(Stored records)
----

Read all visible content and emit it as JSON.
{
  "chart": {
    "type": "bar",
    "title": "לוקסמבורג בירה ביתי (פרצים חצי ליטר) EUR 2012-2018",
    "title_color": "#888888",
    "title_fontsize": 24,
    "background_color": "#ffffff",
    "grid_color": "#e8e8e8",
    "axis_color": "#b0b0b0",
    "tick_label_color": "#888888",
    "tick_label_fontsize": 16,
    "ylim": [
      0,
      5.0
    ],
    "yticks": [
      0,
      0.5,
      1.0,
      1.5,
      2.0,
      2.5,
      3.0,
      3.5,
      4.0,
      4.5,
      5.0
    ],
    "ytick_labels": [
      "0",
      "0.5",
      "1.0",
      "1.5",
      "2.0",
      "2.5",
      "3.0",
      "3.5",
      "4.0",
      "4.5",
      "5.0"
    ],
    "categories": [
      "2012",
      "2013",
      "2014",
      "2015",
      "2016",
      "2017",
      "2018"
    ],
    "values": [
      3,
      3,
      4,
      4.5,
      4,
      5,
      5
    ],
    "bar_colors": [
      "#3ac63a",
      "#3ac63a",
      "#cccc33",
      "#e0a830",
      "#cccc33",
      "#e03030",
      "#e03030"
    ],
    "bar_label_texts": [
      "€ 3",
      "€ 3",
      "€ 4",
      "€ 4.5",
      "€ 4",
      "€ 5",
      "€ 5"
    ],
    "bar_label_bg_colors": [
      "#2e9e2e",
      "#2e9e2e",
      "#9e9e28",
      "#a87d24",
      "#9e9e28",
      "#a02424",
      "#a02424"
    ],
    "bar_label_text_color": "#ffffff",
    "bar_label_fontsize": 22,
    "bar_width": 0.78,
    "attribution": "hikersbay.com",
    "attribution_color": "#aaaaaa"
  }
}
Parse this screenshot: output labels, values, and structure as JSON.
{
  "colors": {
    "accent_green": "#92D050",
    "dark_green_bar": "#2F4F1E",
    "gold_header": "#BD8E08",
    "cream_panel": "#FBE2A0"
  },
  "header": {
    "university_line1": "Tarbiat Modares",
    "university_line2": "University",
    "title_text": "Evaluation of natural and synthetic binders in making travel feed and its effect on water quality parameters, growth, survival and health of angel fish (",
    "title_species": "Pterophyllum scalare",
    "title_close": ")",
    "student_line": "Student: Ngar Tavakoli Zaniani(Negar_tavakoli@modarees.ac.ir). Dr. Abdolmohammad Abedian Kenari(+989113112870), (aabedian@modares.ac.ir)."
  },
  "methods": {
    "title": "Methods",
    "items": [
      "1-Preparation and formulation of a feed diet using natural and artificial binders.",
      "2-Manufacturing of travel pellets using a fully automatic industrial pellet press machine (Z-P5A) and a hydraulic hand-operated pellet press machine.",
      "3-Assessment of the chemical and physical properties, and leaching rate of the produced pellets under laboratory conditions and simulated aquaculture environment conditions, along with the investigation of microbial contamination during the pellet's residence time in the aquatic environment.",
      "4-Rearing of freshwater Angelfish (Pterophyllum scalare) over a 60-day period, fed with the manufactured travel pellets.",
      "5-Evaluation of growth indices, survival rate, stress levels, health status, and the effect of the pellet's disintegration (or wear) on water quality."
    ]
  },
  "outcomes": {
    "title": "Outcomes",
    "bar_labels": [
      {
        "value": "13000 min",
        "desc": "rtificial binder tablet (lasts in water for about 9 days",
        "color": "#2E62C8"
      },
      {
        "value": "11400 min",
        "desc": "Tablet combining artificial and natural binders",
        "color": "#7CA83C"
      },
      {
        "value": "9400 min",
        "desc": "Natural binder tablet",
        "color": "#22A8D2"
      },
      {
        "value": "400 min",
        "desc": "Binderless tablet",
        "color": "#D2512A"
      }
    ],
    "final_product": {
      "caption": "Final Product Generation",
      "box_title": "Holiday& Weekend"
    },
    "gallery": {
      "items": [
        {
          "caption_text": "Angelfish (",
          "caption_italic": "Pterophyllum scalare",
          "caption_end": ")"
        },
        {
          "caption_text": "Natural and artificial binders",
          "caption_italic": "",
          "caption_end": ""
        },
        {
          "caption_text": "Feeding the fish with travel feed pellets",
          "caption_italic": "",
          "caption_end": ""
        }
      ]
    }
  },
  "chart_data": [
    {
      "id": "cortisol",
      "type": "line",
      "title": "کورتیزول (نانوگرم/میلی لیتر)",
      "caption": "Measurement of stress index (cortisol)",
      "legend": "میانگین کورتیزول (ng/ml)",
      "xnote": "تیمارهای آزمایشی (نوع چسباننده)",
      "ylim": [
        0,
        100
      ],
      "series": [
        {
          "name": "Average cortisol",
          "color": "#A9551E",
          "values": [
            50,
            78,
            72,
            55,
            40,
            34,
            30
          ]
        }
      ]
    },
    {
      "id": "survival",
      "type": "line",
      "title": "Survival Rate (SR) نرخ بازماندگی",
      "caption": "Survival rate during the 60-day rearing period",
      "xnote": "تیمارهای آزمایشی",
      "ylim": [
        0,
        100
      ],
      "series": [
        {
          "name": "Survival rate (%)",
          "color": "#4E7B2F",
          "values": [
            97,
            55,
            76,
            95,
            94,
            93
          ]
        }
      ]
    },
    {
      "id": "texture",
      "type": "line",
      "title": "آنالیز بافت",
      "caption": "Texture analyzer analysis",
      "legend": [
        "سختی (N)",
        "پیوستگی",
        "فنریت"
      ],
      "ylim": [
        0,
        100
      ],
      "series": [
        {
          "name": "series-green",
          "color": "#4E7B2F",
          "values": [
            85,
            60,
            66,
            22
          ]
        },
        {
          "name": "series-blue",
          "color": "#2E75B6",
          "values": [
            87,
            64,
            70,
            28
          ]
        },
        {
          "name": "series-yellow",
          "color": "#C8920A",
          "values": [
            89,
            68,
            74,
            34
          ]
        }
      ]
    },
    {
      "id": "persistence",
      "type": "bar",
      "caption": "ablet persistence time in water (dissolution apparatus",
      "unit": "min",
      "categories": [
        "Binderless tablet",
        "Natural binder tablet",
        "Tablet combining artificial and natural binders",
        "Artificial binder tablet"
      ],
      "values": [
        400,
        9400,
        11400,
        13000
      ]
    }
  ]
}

----

◆ Direction ◆
Repeat every entry exactly, please.

◆ Task response ◆
Read all visible content and emit it as JSON.
{
  "chart": {
    "type": "bar",
    "title": "לוקסמבורג בירה ביתי (פרצים חצי ליטר) EUR 2012-2018",
    "title_color": "#888888",
    "title_fontsize": 24,
    "background_color": "#ffffff",
    "grid_color": "#e8e8e8",
    "axis_color": "#b0b0b0",
    "tick_label_color": "#888888",
    "tick_label_fontsize": 16,
    "ylim": [
      0,
      5.0
    ],
    "yticks": [
      0,
      0.5,
      1.0,
      1.5,
      2.0,
      2.5,
      3.0,
      3.5,
      4.0,
      4.5,
      5.0
    ],
    "ytick_labels": [
      "0",
      "0.5",
      "1.0",
      "1.5",
      "2.0",
      "2.5",
      "3.0",
      "3.5",
      "4.0",
      "4.5",
      "5.0"
    ],
    "categories": [
      "2012",
      "2013",
      "2014",
      "2015",
      "2016",
      "2017",
      "2018"
    ],
    "values": [
      3,
      3,
      4,
      4.5,
      4,
      5,
      5
    ],
    "bar_colors": [
      "#3ac63a",
      "#3ac63a",
      "#cccc33",
      "#e0a830",
      "#cccc33",
      "#e03030",
      "#e03030"
    ],
    "bar_label_texts": [
      "€ 3",
      "€ 3",
      "€ 4",
      "€ 4.5",
      "€ 4",
      "€ 5",
      "€ 5"
    ],
    "bar_label_bg_colors": [
      "#2e9e2e",
      "#2e9e2e",
      "#9e9e28",
      "#a87d24",
      "#9e9e28",
      "#a02424",
      "#a02424"
    ],
    "bar_label_text_color": "#ffffff",
    "bar_label_fontsize": 22,
    "bar_width": 0.78,
    "attribution": "hikersbay.com",
    "attribution_color": "#aaaaaa"
  }
}
Parse this screenshot: output labels, values, and structure as JSON.
{
  "colors": {
    "accent_green": "#92D050",
    "dark_green_bar": "#2F4F1E",
    "gold_header": "#BD8E08",
    "cream_panel": "#FBE2A0"
  },
  "header": {
    "university_line1": "Tarbiat Modares",
    "university_line2": "University",
    "title_text": "Evaluation of natural and synthetic binders in making travel feed and its effect on water quality parameters, growth, survival and health of angel fish (",
    "title_species": "Pterophyllum scalare",
    "title_close": ")",
    "student_line": "Student: Ngar Tavakoli Zaniani(Negar_tavakoli@modarees.ac.ir). Dr. Abdolmohammad Abedian Kenari(+989113112870), (aabedian@modares.ac.ir)."
  },
  "methods": {
    "title": "Methods",
    "items": [
      "1-Preparation and formulation of a feed diet using natural and artificial binders.",
      "2-Manufacturing of travel pellets using a fully automatic industrial pellet press machine (Z-P5A) and a hydraulic hand-operated pellet press machine.",
      "3-Assessment of the chemical and physical properties, and leaching rate of the produced pellets under laboratory conditions and simulated aquaculture environment conditions, along with the investigation of microbial contamination during the pellet's residence time in the aquatic environment.",
      "4-Rearing of freshwater Angelfish (Pterophyllum scalare) over a 60-day period, fed with the manufactured travel pellets.",
      "5-Evaluation of growth indices, survival rate, stress levels, health status, and the effect of the pellet's disintegration (or wear) on water quality."
    ]
  },
  "outcomes": {
    "title": "Outcomes",
    "bar_labels": [
      {
        "value": "13000 min",
        "desc": "rtificial binder tablet (lasts in water for about 9 days",
        "color": "#2E62C8"
      },
      {
        "value": "11400 min",
        "desc": "Tablet combining artificial and natural binders",
        "color": "#7CA83C"
      },
      {
        "value": "9400 min",
        "desc": "Natural binder tablet",
        "color": "#22A8D2"
      },
      {
        "value": "400 min",
        "desc": "Binderless tablet",
        "color": "#D2512A"
      }
    ],
    "final_product": {
      "caption": "Final Product Generation",
      "box_title": "Holiday& Weekend"
    },
    "gallery": {
      "items": [
        {
          "caption_text": "Angelfish (",
          "caption_italic": "Pterophyllum scalare",
          "caption_end": ")"
        },
        {
          "caption_text": "Natural and artificial binders",
          "caption_italic": "",
          "caption_end": ""
        },
        {
          "caption_text": "Feeding the fish with travel feed pellets",
          "caption_italic": "",
          "caption_end": ""
        }
      ]
    }
  },
  "chart_data": [
    {
      "id": "cortisol",
      "type": "line",
      "title": "کورتیزول (نانوگرم/میلی لیتر)",
      "caption": "Measurement of stress index (cortisol)",
      "legend": "میانگین کورتیزول (ng/ml)",
      "xnote": "تیمارهای آزمایشی (نوع چسباننده)",
      "ylim": [
        0,
        100
      ],
      "series": [
        {
          "name": "Average cortisol",
          "color": "#A9551E",
          "values": [
            50,
            78,
            72,
            55,
            40,
            34,
            30
          ]
        }
      ]
    },
    {
      "id": "survival",
      "type": "line",
      "title": "Survival Rate (SR) نرخ بازماندگی",
      "caption": "Survival rate during the 60-day rearing period",
      "xnote": "تیمارهای آزمایشی",
      "ylim": [
        0,
        100
      ],
      "series": [
        {
          "name": "Survival rate (%)",
          "color": "#4E7B2F",
          "values": [
            97,
            55,
            76,
            95,
            94,
            93
          ]
        }
      ]
    },
    {
      "id": "texture",
      "type": "line",
      "title": "آنالیز بافت",
      "caption": "Texture analyzer analysis",
      "legend": [
        "سختی (N)",
        "پیوستگی",
        "فنریت"
      ],
      "ylim": [
        0,
        100
      ],
      "series": [
        {
          "name": "series-green",
          "color": "#4E7B2F",
          "values": [
            85,
            60,
            66,
            22
          ]
        },
        {
          "name": "series-blue",
          "color": "#2E75B6",
          "values": [
            87,
            64,
            70,
            28
          ]
        },
        {
          "name": "series-yellow",
          "color": "#C8920A",
          "values": [
            89,
            68,
            74,
            34
          ]
        }
      ]
    },
    {
      "id": "persistence",
      "type": "bar",
      "caption": "ablet persistence time in water (dissolution apparatus",
      "unit": "min",
      "categories": [
        "Binderless tablet",
        "Natural binder tablet",
        "Tablet combining artificial and natural binders",
        "Artificial binder tablet"
      ],
      "values": [
        400,
        9400,
        11400,
        13000
      ]
    }
  ]
}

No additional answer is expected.